Records shown ▸
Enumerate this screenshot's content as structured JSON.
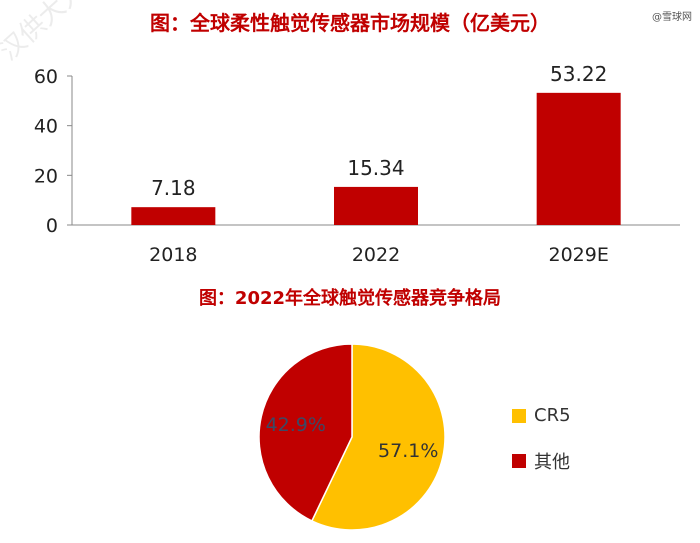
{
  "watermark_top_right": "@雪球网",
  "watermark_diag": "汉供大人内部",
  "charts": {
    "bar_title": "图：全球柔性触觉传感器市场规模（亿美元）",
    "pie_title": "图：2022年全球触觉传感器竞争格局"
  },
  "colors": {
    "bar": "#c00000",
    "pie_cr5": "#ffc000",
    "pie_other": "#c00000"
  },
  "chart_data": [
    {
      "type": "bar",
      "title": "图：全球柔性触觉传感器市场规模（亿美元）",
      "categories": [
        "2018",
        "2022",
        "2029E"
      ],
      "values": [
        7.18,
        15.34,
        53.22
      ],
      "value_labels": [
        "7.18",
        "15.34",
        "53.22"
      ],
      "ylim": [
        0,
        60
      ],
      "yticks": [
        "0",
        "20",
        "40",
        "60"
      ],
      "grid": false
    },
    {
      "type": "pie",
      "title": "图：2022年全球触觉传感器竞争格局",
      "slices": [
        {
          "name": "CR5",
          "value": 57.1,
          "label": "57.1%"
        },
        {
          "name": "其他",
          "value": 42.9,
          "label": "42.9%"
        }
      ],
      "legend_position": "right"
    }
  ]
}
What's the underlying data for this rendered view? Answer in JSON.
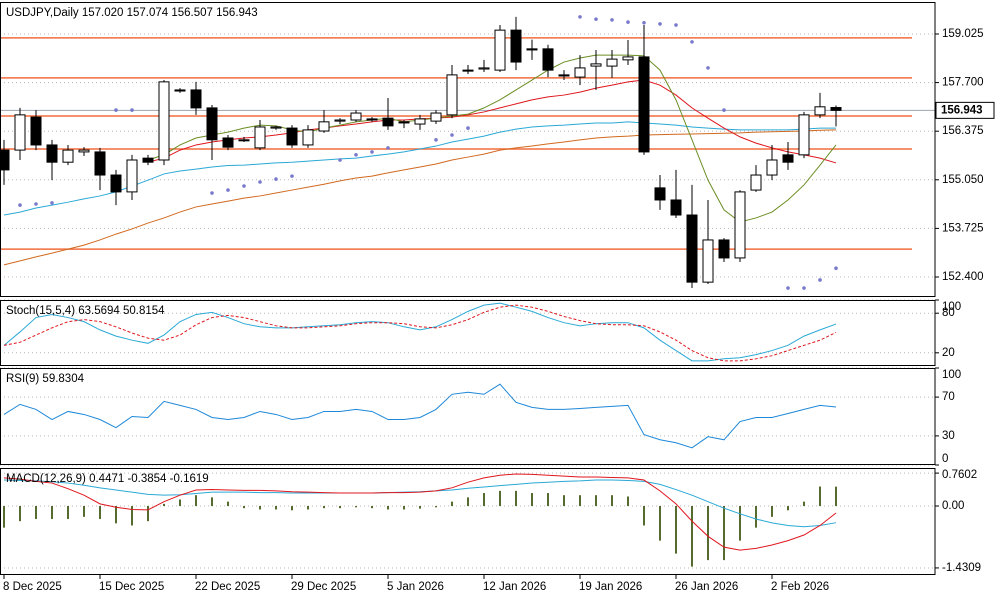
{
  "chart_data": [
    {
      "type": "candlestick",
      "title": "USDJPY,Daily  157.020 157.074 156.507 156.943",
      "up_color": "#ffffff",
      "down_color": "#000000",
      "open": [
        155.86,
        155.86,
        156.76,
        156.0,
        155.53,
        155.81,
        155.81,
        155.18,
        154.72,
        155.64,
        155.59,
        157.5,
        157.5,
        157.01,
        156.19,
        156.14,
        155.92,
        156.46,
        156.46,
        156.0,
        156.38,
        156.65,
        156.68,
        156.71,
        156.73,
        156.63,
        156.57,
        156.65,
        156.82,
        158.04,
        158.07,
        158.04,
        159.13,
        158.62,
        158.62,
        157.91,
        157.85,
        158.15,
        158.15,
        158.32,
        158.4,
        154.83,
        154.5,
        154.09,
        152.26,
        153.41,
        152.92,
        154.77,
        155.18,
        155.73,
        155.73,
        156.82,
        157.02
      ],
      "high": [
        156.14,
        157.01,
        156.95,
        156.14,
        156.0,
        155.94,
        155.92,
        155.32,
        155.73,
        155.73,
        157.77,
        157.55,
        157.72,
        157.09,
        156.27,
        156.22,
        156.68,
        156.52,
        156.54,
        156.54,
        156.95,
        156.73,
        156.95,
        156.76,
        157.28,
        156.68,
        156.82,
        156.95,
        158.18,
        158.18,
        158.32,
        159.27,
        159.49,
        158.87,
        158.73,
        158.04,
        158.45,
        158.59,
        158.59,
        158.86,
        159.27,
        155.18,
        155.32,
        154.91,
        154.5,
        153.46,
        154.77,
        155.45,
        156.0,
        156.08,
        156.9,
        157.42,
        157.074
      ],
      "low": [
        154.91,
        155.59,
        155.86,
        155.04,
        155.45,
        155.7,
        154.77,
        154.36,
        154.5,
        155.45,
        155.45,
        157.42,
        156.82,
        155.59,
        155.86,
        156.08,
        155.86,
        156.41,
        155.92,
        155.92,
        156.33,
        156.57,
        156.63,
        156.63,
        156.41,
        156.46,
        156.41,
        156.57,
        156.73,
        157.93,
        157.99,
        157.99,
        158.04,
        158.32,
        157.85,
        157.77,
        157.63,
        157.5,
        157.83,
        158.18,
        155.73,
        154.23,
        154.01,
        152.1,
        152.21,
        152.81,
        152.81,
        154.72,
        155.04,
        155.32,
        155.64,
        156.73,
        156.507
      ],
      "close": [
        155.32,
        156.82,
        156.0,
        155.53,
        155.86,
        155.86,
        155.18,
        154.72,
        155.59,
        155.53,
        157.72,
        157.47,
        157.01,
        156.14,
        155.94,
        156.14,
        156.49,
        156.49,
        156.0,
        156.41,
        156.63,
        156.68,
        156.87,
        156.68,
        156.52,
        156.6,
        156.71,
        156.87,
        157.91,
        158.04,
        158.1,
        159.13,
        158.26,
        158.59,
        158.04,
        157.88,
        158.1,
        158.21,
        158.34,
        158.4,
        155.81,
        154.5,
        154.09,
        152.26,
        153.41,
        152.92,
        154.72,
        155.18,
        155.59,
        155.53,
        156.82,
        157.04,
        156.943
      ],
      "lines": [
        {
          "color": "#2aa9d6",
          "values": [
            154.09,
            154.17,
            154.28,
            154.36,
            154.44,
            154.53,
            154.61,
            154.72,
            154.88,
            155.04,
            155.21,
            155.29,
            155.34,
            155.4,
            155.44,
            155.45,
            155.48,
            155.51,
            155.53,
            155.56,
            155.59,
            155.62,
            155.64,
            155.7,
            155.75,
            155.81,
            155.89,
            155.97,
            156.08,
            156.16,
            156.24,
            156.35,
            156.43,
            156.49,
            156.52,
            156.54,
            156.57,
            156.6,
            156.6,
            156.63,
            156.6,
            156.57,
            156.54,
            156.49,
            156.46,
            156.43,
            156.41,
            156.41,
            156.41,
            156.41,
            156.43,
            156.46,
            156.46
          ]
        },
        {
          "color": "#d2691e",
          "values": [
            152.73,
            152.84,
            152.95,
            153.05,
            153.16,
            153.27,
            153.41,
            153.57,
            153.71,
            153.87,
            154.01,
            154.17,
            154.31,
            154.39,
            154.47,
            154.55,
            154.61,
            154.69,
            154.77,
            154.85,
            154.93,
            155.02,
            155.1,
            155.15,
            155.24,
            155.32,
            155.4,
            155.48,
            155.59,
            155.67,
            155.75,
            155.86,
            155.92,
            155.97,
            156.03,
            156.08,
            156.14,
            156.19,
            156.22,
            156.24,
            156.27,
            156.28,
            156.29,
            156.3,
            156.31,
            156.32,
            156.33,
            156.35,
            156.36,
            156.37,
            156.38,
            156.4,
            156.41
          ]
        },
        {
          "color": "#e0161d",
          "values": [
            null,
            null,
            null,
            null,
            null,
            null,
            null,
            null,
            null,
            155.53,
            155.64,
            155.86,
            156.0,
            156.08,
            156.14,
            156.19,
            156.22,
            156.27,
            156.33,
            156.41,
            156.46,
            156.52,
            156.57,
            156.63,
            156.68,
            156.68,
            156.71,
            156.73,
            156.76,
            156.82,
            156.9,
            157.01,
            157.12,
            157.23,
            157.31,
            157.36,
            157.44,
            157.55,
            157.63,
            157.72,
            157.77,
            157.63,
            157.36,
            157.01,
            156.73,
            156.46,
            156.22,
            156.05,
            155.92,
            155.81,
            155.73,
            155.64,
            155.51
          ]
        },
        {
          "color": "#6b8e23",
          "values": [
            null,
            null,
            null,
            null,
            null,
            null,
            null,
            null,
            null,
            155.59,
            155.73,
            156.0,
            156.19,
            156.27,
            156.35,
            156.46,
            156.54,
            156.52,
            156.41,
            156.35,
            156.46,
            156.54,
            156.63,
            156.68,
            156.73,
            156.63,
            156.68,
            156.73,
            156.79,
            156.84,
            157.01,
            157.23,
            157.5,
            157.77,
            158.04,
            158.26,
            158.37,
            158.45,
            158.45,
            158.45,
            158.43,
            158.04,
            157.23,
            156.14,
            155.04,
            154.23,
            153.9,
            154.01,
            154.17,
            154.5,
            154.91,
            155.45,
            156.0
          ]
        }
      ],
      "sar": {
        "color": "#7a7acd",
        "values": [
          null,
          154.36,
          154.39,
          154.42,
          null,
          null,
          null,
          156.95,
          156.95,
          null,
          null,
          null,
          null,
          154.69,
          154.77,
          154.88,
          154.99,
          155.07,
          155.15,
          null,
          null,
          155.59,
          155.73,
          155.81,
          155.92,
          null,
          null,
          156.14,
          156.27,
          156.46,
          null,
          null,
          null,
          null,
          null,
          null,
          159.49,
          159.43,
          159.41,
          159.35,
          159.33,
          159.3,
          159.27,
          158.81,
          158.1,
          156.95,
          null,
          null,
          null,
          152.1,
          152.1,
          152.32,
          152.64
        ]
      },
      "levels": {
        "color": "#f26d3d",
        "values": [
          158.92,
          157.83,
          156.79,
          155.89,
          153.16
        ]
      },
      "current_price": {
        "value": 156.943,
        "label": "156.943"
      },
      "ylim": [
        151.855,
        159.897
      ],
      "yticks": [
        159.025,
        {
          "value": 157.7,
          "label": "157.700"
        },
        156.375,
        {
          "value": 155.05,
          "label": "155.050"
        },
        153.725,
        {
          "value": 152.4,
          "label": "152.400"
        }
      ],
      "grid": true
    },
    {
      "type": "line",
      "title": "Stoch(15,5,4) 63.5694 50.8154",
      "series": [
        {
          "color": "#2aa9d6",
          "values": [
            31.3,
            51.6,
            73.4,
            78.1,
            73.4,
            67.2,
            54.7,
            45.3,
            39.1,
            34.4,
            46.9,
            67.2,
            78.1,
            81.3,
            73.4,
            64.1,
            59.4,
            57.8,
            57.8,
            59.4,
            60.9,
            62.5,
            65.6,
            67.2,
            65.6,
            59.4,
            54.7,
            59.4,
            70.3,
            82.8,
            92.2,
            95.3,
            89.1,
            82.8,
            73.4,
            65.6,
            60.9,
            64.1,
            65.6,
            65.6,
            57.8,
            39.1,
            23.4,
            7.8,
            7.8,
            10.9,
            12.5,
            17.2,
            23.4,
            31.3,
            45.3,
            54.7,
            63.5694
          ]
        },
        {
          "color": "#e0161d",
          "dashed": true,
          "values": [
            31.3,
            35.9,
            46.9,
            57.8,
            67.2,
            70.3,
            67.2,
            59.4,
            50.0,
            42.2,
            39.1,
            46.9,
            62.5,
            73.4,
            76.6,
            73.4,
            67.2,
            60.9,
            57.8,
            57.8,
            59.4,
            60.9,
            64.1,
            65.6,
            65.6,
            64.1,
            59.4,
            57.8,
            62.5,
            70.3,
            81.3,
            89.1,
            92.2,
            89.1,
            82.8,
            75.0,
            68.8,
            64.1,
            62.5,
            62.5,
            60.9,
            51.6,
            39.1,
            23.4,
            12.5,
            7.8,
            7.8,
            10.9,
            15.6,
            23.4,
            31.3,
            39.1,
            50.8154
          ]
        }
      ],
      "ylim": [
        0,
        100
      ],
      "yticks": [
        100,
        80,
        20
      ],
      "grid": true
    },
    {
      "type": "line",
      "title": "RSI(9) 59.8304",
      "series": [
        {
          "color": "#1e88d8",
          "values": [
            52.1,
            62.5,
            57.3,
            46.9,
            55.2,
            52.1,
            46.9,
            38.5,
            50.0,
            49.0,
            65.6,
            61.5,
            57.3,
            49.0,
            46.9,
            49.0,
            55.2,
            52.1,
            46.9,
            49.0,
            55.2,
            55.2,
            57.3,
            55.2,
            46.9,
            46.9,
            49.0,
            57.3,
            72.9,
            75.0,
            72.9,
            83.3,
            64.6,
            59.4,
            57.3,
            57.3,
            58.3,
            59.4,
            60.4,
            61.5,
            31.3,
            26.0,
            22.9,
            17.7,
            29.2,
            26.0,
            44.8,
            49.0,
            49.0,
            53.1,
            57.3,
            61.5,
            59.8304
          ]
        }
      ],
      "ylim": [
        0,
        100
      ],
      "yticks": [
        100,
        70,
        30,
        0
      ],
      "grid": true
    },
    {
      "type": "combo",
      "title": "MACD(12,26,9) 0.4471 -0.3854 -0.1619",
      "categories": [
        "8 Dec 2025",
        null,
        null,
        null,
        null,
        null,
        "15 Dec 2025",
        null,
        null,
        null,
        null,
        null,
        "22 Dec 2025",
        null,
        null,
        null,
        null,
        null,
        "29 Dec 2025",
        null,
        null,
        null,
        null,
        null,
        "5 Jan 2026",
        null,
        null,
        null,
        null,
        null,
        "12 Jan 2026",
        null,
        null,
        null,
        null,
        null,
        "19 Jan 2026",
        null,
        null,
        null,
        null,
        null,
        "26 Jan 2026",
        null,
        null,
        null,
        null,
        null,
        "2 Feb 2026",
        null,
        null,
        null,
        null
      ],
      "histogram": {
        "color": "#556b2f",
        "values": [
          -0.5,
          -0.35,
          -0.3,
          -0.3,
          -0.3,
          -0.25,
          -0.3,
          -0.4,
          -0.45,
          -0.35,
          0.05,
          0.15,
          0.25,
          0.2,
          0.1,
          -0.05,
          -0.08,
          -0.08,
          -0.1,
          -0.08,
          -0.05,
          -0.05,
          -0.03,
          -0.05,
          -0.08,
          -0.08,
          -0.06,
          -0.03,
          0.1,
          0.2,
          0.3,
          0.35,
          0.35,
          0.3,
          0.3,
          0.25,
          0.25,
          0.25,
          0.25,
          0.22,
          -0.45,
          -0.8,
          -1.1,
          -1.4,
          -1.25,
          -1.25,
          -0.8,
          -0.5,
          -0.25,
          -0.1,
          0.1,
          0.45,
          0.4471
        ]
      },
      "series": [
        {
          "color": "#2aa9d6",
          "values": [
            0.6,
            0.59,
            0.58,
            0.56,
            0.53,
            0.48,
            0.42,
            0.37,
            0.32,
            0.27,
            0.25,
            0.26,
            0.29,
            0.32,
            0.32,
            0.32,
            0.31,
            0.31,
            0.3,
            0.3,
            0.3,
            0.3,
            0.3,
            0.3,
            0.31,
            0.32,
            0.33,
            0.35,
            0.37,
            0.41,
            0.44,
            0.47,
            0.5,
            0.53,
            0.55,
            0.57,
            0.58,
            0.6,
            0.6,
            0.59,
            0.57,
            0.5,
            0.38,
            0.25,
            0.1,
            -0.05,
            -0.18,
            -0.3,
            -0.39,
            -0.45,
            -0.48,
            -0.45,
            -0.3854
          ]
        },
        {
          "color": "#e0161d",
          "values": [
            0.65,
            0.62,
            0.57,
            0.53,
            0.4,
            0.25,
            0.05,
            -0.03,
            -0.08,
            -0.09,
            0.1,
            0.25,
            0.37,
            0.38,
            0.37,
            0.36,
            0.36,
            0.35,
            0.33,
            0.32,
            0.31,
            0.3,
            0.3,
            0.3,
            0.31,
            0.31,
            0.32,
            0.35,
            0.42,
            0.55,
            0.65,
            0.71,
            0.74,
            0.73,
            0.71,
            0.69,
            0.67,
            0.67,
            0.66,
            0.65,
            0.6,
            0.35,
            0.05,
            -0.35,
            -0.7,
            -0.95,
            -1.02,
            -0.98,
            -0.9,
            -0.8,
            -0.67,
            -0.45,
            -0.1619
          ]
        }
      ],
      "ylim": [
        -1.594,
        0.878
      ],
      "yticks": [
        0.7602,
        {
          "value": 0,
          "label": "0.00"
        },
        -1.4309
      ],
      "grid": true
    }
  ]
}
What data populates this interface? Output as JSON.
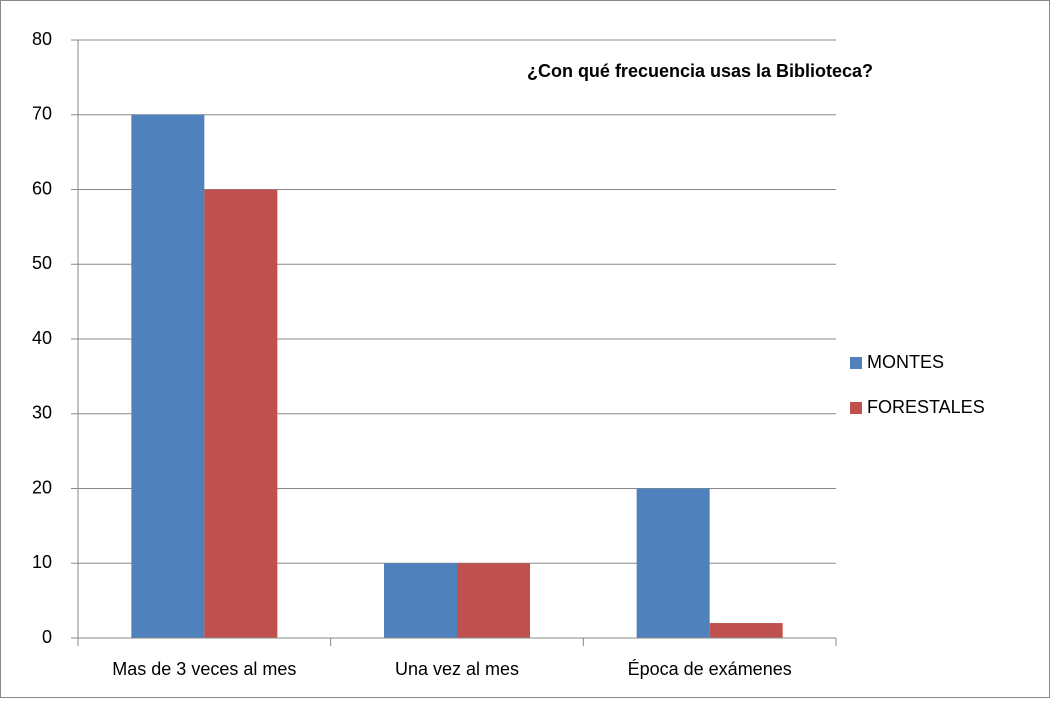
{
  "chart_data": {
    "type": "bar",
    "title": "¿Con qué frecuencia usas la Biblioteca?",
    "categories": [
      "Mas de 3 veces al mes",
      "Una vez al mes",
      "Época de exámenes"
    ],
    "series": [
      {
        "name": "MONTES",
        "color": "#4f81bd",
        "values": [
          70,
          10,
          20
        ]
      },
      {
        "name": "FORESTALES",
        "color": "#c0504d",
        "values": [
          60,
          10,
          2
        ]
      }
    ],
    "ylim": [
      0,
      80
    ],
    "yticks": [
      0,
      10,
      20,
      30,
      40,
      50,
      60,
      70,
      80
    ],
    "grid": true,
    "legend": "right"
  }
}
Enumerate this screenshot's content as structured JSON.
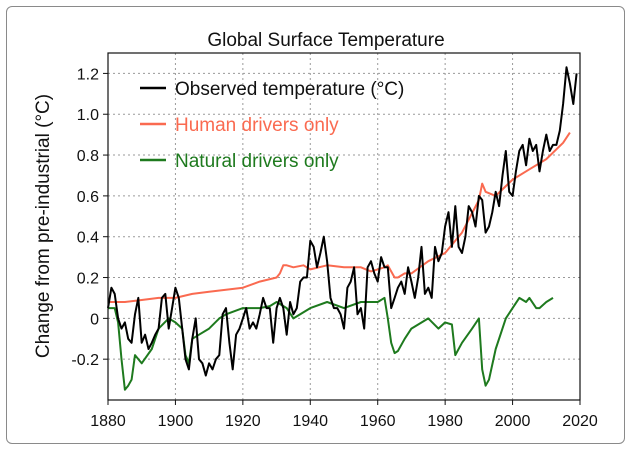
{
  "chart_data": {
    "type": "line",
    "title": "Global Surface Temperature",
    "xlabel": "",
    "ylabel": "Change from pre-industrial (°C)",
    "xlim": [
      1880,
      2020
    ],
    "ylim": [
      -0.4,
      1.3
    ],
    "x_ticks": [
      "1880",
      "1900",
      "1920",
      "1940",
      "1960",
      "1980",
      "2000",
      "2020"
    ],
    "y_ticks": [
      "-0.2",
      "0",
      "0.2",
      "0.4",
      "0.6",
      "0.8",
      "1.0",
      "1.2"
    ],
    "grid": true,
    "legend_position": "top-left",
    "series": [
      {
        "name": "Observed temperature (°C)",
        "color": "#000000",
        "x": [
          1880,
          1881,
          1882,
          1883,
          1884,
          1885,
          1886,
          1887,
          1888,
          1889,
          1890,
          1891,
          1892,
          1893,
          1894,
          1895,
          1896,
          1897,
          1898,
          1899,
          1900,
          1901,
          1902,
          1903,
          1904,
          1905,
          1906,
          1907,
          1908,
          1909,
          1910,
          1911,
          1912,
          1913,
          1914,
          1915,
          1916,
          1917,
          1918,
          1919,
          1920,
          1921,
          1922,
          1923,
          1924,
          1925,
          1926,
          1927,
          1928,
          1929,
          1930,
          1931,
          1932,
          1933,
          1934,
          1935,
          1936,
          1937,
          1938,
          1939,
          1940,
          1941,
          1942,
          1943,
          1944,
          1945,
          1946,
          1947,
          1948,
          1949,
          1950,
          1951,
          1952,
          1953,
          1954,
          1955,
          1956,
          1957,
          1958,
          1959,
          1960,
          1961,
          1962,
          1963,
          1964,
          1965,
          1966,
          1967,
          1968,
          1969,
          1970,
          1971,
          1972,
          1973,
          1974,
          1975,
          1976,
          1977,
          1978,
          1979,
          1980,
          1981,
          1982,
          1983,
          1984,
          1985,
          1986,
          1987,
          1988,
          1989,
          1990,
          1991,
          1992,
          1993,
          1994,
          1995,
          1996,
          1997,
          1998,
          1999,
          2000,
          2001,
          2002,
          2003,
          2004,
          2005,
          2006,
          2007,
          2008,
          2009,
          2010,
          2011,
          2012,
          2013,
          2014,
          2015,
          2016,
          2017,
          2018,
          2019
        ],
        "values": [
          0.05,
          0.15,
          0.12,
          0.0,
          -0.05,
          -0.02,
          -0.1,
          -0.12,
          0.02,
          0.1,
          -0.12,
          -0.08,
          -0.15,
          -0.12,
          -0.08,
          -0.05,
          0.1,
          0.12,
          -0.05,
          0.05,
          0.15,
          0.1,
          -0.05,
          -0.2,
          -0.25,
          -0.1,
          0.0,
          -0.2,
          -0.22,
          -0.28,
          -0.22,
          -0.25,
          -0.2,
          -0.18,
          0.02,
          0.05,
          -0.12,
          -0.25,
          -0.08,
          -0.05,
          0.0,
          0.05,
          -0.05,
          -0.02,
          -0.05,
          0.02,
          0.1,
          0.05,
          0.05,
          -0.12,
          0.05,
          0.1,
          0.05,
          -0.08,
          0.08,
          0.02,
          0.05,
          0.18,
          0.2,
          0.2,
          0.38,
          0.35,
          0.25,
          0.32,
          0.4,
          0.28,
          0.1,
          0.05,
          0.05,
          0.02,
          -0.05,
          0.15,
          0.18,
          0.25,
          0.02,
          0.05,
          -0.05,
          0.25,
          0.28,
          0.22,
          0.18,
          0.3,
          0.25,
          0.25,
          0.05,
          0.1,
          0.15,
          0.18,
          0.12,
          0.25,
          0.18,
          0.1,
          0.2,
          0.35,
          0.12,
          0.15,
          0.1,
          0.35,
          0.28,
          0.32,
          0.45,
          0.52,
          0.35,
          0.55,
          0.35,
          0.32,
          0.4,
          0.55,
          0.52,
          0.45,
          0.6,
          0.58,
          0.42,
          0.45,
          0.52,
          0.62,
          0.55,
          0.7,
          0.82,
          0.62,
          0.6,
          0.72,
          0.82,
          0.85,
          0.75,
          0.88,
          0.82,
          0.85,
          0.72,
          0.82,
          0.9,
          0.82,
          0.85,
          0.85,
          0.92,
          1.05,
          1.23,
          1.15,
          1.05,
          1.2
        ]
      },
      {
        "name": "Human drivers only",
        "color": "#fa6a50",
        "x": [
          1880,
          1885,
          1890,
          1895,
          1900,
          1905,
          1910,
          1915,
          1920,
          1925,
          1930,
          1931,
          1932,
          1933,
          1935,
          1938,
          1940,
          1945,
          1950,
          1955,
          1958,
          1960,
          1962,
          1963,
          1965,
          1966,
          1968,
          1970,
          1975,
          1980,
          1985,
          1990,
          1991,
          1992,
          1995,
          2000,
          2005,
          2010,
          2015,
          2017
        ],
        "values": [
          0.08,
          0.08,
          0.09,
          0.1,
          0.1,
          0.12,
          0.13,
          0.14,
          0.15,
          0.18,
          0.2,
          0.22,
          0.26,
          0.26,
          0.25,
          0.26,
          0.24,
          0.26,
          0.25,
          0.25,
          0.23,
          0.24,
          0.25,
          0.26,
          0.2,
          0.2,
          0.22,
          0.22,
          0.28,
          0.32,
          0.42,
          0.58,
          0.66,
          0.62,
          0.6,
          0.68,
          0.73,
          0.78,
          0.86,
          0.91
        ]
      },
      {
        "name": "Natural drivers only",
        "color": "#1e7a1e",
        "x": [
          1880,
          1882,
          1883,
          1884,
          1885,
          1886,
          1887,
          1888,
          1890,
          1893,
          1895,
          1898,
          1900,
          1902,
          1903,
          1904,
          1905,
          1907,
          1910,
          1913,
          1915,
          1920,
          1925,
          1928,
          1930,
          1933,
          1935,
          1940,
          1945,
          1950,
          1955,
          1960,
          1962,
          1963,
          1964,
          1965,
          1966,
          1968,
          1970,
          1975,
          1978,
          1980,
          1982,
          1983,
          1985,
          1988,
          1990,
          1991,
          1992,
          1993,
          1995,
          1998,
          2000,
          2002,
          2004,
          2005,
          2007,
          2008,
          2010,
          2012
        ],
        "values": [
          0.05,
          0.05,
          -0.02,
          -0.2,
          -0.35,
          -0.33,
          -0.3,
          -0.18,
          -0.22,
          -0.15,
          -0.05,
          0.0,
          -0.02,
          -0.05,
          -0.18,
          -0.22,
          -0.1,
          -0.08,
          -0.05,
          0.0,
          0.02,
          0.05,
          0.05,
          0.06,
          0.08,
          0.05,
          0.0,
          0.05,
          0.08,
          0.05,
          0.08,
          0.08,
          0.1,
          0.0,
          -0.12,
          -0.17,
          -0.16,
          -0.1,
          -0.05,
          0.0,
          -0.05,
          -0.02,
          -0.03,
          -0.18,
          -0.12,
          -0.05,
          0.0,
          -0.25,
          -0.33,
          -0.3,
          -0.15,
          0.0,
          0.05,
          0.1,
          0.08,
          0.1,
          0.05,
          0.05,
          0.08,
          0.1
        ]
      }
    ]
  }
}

Job ▸
Find the lines that include the string "name", then copy each of them.

Response to the exercise ▸
          "name": "CR5",
          "name": "其他",
        "name": "MONTES",
        "name": "FORESTALES",
        "name": "Observed temperature (°C)",
        "name": "Human drivers only",
        "name": "Natural drivers only",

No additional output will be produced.